→ TASK STATEMENT: Reproduce the data that follows in its entirety, character for character.

→ TASK DATA:
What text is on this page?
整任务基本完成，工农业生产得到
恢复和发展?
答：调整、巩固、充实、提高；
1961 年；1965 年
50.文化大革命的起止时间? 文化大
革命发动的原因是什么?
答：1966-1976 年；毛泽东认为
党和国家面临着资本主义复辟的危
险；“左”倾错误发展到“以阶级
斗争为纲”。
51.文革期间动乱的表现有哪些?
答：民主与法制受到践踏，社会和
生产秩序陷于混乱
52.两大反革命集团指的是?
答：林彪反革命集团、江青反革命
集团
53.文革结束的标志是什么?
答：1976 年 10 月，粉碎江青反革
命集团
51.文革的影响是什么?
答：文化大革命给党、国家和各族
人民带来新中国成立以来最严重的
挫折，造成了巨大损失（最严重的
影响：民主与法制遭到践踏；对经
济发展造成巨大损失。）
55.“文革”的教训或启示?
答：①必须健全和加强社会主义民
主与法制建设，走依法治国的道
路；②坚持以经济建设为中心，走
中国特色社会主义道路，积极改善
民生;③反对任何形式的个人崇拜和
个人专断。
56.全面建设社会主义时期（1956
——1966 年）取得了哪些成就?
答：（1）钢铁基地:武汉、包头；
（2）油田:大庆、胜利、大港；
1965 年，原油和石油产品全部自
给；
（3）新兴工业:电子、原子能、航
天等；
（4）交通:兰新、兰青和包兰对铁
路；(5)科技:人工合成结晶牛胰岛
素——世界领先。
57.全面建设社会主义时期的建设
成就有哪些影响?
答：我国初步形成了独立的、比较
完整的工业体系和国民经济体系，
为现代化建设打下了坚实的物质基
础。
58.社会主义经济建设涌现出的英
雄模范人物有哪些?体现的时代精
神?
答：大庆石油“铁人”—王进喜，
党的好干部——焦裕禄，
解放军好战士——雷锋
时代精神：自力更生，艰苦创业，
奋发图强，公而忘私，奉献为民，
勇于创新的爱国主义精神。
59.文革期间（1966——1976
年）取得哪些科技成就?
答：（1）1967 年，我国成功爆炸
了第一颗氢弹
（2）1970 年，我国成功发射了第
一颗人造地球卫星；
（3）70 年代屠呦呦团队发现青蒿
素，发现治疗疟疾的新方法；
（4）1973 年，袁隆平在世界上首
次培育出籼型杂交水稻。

→ REPLY:
What text is on this page?
整任务基本完成，工农业生产得到
恢复和发展?
答：调整、巩固、充实、提高；
1961 年；1965 年
50.文化大革命的起止时间? 文化大
革命发动的原因是什么?
答：1966-1976 年；毛泽东认为
党和国家面临着资本主义复辟的危
险；“左”倾错误发展到“以阶级
斗争为纲”。
51.文革期间动乱的表现有哪些?
答：民主与法制受到践踏，社会和
生产秩序陷于混乱
52.两大反革命集团指的是?
答：林彪反革命集团、江青反革命
集团
53.文革结束的标志是什么?
答：1976 年 10 月，粉碎江青反革
命集团
51.文革的影响是什么?
答：文化大革命给党、国家和各族
人民带来新中国成立以来最严重的
挫折，造成了巨大损失（最严重的
影响：民主与法制遭到践踏；对经
济发展造成巨大损失。）
55.“文革”的教训或启示?
答：①必须健全和加强社会主义民
主与法制建设，走依法治国的道
路；②坚持以经济建设为中心，走
中国特色社会主义道路，积极改善
民生;③反对任何形式的个人崇拜和
个人专断。
56.全面建设社会主义时期（1956
——1966 年）取得了哪些成就?
答：（1）钢铁基地:武汉、包头；
（2）油田:大庆、胜利、大港；
1965 年，原油和石油产品全部自
给；
（3）新兴工业:电子、原子能、航
天等；
（4）交通:兰新、兰青和包兰对铁
路；(5)科技:人工合成结晶牛胰岛
素——世界领先。
57.全面建设社会主义时期的建设
成就有哪些影响?
答：我国初步形成了独立的、比较
完整的工业体系和国民经济体系，
为现代化建设打下了坚实的物质基
础。
58.社会主义经济建设涌现出的英
雄模范人物有哪些?体现的时代精
神?
答：大庆石油“铁人”—王进喜，
党的好干部——焦裕禄，
解放军好战士——雷锋
时代精神：自力更生，艰苦创业，
奋发图强，公而忘私，奉献为民，
勇于创新的爱国主义精神。
59.文革期间（1966——1976
年）取得哪些科技成就?
答：（1）1967 年，我国成功爆炸
了第一颗氢弹
（2）1970 年，我国成功发射了第
一颗人造地球卫星；
（3）70 年代屠呦呦团队发现青蒿
素，发现治疗疟疾的新方法；
（4）1973 年，袁隆平在世界上首
次培育出籼型杂交水稻。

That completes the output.